** START OF Records to process **
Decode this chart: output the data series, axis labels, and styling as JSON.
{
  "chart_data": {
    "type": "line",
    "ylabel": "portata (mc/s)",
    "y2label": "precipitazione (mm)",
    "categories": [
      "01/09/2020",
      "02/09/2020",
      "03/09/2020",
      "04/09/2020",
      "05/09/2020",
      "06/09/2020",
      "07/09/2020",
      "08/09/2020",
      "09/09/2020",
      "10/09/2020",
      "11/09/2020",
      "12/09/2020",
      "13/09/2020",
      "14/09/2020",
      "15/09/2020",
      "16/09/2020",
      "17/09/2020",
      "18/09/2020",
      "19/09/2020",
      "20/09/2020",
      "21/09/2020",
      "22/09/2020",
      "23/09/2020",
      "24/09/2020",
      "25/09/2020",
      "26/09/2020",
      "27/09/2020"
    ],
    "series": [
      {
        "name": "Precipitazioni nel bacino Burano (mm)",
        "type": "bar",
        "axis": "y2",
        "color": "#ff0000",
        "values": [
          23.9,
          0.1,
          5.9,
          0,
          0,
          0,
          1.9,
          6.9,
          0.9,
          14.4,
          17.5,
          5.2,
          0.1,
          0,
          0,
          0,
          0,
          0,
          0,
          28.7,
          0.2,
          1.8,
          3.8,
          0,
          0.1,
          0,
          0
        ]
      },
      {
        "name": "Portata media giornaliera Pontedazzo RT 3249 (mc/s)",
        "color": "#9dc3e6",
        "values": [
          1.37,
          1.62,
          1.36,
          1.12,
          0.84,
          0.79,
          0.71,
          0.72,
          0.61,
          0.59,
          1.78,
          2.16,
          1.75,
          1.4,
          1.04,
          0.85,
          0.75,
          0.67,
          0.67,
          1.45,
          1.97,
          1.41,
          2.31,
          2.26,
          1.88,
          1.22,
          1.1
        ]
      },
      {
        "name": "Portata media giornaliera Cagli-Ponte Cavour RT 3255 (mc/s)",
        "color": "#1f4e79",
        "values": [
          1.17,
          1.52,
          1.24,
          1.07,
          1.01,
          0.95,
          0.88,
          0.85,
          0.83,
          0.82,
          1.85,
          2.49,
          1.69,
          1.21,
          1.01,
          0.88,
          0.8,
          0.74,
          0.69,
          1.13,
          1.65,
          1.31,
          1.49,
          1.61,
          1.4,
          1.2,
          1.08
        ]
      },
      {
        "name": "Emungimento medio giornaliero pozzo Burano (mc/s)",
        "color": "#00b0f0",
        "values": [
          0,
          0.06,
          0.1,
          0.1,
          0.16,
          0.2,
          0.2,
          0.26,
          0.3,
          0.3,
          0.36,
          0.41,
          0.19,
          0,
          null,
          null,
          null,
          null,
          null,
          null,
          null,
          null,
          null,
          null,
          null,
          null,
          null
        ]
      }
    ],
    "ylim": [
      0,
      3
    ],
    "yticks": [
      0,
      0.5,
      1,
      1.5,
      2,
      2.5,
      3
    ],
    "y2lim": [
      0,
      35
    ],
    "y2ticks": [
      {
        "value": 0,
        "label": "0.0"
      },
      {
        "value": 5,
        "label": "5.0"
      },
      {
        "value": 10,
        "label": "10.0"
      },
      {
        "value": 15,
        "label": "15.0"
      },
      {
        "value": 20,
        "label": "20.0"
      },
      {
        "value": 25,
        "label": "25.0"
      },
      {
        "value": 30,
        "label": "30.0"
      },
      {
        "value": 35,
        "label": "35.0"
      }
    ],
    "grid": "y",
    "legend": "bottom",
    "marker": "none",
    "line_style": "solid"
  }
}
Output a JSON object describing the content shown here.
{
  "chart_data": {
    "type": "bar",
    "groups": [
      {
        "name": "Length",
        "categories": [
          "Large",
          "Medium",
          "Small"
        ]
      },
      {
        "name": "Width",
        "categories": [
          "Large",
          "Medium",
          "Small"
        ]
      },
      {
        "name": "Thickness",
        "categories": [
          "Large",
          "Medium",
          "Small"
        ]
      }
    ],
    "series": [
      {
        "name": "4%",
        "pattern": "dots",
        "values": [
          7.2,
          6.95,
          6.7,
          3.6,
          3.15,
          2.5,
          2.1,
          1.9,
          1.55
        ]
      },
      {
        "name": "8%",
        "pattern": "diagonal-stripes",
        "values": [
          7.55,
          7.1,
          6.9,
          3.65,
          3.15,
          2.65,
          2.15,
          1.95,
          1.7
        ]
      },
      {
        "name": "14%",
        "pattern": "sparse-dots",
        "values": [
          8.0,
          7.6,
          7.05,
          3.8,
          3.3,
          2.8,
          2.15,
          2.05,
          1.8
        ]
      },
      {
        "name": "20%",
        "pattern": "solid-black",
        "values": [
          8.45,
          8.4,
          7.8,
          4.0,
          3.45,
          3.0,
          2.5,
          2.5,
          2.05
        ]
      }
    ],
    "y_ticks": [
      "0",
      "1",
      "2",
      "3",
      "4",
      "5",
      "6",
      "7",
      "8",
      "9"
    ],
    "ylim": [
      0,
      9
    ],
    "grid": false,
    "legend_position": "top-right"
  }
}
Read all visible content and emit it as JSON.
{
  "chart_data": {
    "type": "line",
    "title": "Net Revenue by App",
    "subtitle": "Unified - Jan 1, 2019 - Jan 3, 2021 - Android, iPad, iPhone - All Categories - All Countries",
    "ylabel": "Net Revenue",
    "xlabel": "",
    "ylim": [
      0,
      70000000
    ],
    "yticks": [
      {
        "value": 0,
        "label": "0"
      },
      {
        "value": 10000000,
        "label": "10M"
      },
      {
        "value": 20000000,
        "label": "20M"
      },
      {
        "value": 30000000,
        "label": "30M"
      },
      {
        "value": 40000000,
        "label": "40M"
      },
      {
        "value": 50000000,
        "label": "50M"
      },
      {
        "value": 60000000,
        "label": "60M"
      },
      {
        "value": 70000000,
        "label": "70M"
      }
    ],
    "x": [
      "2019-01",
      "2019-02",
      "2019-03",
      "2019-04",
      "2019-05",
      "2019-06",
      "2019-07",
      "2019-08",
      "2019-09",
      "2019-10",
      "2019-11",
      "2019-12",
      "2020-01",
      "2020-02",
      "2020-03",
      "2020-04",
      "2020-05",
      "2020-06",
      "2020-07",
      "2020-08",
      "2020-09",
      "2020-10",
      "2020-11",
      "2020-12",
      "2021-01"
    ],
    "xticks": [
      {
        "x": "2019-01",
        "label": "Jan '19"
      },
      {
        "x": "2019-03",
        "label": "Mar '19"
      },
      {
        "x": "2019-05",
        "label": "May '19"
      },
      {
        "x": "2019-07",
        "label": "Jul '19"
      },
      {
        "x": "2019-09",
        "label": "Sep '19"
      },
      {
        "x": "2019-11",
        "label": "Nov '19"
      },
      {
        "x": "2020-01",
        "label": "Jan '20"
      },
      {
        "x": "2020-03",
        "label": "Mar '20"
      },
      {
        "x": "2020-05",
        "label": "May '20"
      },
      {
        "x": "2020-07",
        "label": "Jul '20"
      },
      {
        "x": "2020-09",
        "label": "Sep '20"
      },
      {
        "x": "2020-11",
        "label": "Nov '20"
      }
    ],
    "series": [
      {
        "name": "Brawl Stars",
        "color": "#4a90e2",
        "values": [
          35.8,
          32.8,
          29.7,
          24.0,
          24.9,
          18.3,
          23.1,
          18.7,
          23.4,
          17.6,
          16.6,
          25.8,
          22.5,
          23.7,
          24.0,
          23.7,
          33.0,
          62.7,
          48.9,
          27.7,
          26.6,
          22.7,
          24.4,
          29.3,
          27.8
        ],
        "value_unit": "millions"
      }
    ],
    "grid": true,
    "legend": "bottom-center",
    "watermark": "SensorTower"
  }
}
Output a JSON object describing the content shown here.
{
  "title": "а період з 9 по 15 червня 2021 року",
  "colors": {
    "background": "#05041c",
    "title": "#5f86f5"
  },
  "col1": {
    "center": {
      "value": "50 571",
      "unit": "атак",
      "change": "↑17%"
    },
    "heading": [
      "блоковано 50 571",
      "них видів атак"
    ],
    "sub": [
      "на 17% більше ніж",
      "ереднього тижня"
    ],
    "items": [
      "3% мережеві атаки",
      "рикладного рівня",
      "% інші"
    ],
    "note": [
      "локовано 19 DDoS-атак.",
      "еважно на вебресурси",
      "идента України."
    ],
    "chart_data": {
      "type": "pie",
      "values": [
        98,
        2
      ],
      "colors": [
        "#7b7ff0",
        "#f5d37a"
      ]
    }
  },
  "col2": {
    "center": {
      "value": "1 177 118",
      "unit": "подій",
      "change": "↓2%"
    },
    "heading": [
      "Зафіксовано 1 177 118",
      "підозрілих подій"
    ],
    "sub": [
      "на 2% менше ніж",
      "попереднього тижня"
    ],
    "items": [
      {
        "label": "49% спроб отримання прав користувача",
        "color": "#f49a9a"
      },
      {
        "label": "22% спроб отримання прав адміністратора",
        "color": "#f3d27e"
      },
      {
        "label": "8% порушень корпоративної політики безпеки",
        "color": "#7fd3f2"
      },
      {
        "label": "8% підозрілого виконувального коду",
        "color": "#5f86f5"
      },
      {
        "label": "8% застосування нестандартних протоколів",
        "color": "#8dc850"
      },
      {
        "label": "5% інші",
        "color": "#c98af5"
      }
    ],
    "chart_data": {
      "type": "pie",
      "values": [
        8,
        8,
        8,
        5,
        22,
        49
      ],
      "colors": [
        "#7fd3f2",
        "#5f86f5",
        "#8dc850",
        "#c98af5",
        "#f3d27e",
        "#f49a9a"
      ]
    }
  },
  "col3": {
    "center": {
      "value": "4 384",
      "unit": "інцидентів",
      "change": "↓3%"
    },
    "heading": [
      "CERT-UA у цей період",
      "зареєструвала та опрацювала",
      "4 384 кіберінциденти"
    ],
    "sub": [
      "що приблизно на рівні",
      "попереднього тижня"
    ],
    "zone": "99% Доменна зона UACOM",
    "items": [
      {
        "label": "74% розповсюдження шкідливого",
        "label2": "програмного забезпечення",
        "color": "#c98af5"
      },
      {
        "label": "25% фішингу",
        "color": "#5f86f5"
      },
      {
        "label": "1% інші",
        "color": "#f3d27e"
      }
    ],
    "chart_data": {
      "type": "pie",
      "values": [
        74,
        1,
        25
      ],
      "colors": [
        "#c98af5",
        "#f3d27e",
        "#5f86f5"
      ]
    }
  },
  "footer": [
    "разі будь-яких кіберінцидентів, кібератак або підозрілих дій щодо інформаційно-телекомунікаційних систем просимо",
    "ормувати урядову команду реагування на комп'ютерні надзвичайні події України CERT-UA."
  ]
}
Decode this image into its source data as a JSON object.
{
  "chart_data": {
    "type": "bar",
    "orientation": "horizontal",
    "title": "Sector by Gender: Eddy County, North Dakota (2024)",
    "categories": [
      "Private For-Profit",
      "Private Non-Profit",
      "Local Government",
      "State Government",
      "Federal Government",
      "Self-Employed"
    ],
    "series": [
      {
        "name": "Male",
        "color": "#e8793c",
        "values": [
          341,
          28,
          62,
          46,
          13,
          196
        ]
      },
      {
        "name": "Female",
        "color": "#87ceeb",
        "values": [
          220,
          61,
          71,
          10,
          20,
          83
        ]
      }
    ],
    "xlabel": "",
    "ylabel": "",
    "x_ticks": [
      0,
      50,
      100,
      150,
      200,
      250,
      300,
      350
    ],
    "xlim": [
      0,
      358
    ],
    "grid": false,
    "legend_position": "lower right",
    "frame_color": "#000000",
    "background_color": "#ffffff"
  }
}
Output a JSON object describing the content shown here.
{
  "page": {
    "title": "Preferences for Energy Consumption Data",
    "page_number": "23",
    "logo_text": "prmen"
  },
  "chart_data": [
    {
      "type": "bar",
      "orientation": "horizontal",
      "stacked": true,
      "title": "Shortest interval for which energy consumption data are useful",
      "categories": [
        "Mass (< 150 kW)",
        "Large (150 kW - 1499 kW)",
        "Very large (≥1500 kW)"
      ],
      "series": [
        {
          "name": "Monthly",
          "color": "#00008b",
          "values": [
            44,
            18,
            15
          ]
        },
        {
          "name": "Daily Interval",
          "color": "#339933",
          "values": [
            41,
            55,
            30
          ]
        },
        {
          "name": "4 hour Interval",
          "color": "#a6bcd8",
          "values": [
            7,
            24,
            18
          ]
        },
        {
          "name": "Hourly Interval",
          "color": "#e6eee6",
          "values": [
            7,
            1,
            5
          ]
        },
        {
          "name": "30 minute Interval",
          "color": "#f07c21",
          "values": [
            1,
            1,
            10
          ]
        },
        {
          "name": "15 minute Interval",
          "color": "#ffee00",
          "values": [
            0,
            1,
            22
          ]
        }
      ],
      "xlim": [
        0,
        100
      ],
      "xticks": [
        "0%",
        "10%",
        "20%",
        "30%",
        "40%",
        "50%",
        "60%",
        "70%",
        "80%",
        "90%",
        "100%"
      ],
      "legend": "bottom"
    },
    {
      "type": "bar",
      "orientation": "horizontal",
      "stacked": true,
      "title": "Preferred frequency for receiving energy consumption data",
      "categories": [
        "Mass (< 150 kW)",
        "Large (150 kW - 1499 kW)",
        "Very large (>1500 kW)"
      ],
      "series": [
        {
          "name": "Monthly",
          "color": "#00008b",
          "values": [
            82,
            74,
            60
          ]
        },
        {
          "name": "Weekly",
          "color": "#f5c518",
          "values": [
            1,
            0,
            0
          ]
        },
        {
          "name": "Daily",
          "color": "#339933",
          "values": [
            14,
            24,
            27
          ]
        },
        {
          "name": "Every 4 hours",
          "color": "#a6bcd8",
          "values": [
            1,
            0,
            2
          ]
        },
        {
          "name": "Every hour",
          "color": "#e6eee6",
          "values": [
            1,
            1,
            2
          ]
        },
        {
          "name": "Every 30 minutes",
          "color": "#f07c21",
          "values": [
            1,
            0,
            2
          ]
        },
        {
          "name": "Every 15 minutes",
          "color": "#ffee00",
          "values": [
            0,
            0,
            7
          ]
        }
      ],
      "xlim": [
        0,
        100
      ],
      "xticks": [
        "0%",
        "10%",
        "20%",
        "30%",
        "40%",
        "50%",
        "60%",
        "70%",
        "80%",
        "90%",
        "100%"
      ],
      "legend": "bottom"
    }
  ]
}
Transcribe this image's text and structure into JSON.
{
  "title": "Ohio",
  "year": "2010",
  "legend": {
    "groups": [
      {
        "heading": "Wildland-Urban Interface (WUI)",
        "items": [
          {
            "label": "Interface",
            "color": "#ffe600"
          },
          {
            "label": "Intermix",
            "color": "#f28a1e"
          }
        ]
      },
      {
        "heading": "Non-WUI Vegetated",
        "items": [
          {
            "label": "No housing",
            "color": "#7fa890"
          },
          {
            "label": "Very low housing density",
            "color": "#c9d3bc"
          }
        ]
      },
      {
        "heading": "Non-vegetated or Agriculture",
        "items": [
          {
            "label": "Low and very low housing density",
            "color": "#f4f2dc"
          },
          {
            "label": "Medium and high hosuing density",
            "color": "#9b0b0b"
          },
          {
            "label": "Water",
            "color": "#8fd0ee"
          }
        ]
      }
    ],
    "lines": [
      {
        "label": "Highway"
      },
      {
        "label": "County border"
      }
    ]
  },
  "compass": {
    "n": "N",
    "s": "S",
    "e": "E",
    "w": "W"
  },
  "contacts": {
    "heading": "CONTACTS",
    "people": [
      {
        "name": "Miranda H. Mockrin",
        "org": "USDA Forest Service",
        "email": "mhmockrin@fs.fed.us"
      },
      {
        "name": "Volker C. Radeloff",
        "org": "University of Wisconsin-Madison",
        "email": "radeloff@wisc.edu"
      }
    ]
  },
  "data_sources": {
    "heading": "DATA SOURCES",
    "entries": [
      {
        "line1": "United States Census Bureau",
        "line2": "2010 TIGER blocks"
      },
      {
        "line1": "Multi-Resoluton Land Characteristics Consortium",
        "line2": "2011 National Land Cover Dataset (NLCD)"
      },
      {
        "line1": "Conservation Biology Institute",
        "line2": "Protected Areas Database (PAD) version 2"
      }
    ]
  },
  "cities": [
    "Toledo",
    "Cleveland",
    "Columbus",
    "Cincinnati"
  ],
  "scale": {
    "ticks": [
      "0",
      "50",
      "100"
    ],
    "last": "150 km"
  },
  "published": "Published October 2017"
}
** END OF Records to process **
- [Goal] For the material, find the number of lines holding the word "density" and give that figure and nothing more.

- [Completed exercise] 3